▸ Short task
Start at the line that contains "Parse this screenshot: output" in the listing below and extract every line through the last, exactly; leave pictures out.

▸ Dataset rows
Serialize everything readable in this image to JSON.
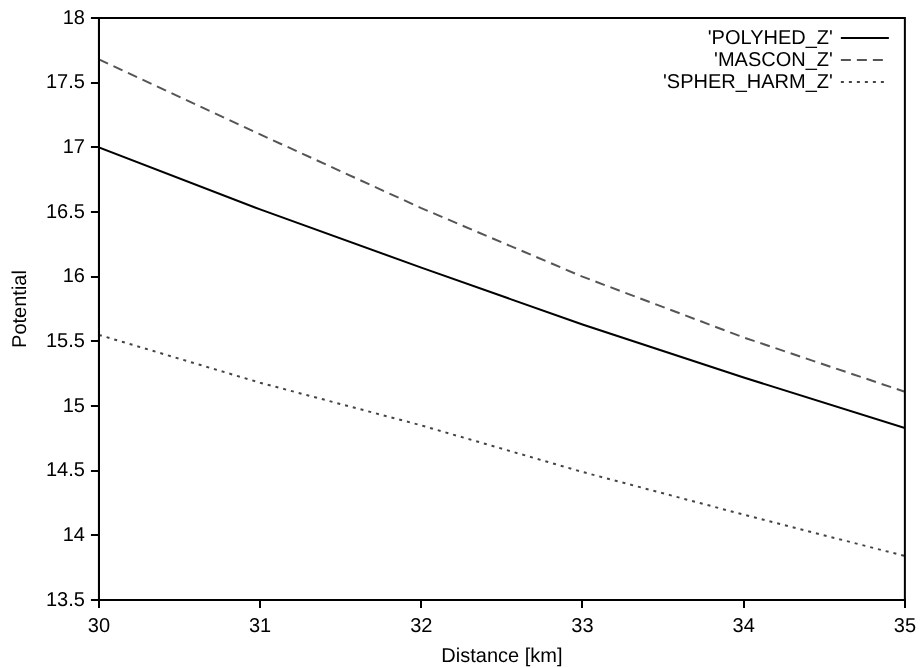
{
  "chart_data": {
    "type": "line",
    "xlabel": "Distance [km]",
    "ylabel": "Potential",
    "x": [
      30,
      31,
      32,
      33,
      34,
      35
    ],
    "xlim": [
      30,
      35
    ],
    "xticks": [
      30,
      31,
      32,
      33,
      34,
      35
    ],
    "ylim": [
      13.5,
      18
    ],
    "yticks": [
      13.5,
      14,
      14.5,
      15,
      15.5,
      16,
      16.5,
      17,
      17.5,
      18
    ],
    "grid": false,
    "legend": "top right",
    "marker": "none",
    "series": [
      {
        "name": "'POLYHED_Z'",
        "color": "#000000",
        "line_style": "solid",
        "values": [
          17.0,
          16.52,
          16.07,
          15.63,
          15.22,
          14.83
        ]
      },
      {
        "name": "'MASCON_Z'",
        "color": "#555555",
        "line_style": "dashed",
        "values": [
          17.68,
          17.1,
          16.53,
          16.0,
          15.53,
          15.11
        ]
      },
      {
        "name": "'SPHER_HARM_Z'",
        "color": "#444444",
        "line_style": "dotted",
        "values": [
          15.55,
          15.18,
          14.85,
          14.49,
          14.16,
          13.84
        ]
      }
    ]
  }
}
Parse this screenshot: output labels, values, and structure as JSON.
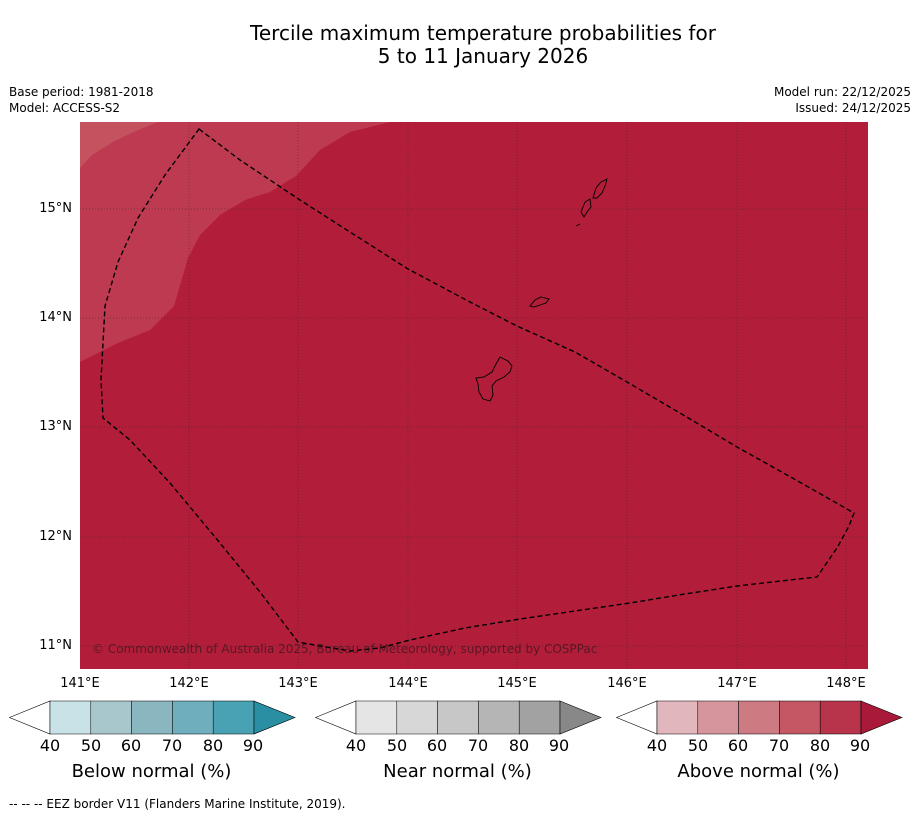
{
  "title": {
    "line1": "Tercile maximum temperature probabilities for",
    "line2": "5 to 11 January 2026"
  },
  "meta": {
    "base_period": "Base period: 1981-2018",
    "model": "Model: ACCESS-S2",
    "model_run": "Model run: 22/12/2025",
    "issued": "Issued: 24/12/2025"
  },
  "map": {
    "lat_labels": [
      "15°N",
      "14°N",
      "13°N",
      "12°N",
      "11°N"
    ],
    "lon_labels": [
      "141°E",
      "142°E",
      "143°E",
      "144°E",
      "145°E",
      "146°E",
      "147°E",
      "148°E"
    ],
    "colors": {
      "above_90": "#b21e3a",
      "above_80": "#bd3a50",
      "above_70": "#c4525f",
      "eez_line": "#000000",
      "land_fill": "#b21e3a"
    },
    "copyright": "© Commonwealth of Australia 2025, Bureau of Meteorology, supported by COSPPac"
  },
  "colorbars": [
    {
      "title": "Below normal (%)",
      "ticks": [
        "40",
        "50",
        "60",
        "70",
        "80",
        "90"
      ],
      "colors": [
        "#ffffff",
        "#c9e2e8",
        "#a8c7cc",
        "#8ab6c0",
        "#6eaebd",
        "#49a2b3",
        "#2b8fa4"
      ]
    },
    {
      "title": "Near normal (%)",
      "ticks": [
        "40",
        "50",
        "60",
        "70",
        "80",
        "90"
      ],
      "colors": [
        "#ffffff",
        "#e5e5e5",
        "#d7d7d7",
        "#c7c7c7",
        "#b5b5b5",
        "#a2a2a2",
        "#888888"
      ]
    },
    {
      "title": "Above normal (%)",
      "ticks": [
        "40",
        "50",
        "60",
        "70",
        "80",
        "90"
      ],
      "colors": [
        "#ffffff",
        "#e2b6bd",
        "#d6959c",
        "#cd7a82",
        "#c45763",
        "#b8344b",
        "#a91a3a"
      ]
    }
  ],
  "footnote": "--  --  -- EEZ border V11 (Flanders Marine Institute, 2019)."
}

▸ Result
Parse this screenshot: output labels, values, and structure as JSON.
{
  "title": {
    "line1": "Tercile maximum temperature probabilities for",
    "line2": "5 to 11 January 2026"
  },
  "meta": {
    "base_period": "Base period: 1981-2018",
    "model": "Model: ACCESS-S2",
    "model_run": "Model run: 22/12/2025",
    "issued": "Issued: 24/12/2025"
  },
  "map": {
    "lat_labels": [
      "15°N",
      "14°N",
      "13°N",
      "12°N",
      "11°N"
    ],
    "lon_labels": [
      "141°E",
      "142°E",
      "143°E",
      "144°E",
      "145°E",
      "146°E",
      "147°E",
      "148°E"
    ],
    "colors": {
      "above_90": "#b21e3a",
      "above_80": "#bd3a50",
      "above_70": "#c4525f",
      "eez_line": "#000000",
      "land_fill": "#b21e3a"
    },
    "copyright": "© Commonwealth of Australia 2025, Bureau of Meteorology, supported by COSPPac"
  },
  "colorbars": [
    {
      "title": "Below normal (%)",
      "ticks": [
        "40",
        "50",
        "60",
        "70",
        "80",
        "90"
      ],
      "colors": [
        "#ffffff",
        "#c9e2e8",
        "#a8c7cc",
        "#8ab6c0",
        "#6eaebd",
        "#49a2b3",
        "#2b8fa4"
      ]
    },
    {
      "title": "Near normal (%)",
      "ticks": [
        "40",
        "50",
        "60",
        "70",
        "80",
        "90"
      ],
      "colors": [
        "#ffffff",
        "#e5e5e5",
        "#d7d7d7",
        "#c7c7c7",
        "#b5b5b5",
        "#a2a2a2",
        "#888888"
      ]
    },
    {
      "title": "Above normal (%)",
      "ticks": [
        "40",
        "50",
        "60",
        "70",
        "80",
        "90"
      ],
      "colors": [
        "#ffffff",
        "#e2b6bd",
        "#d6959c",
        "#cd7a82",
        "#c45763",
        "#b8344b",
        "#a91a3a"
      ]
    }
  ],
  "footnote": "--  --  -- EEZ border V11 (Flanders Marine Institute, 2019)."
}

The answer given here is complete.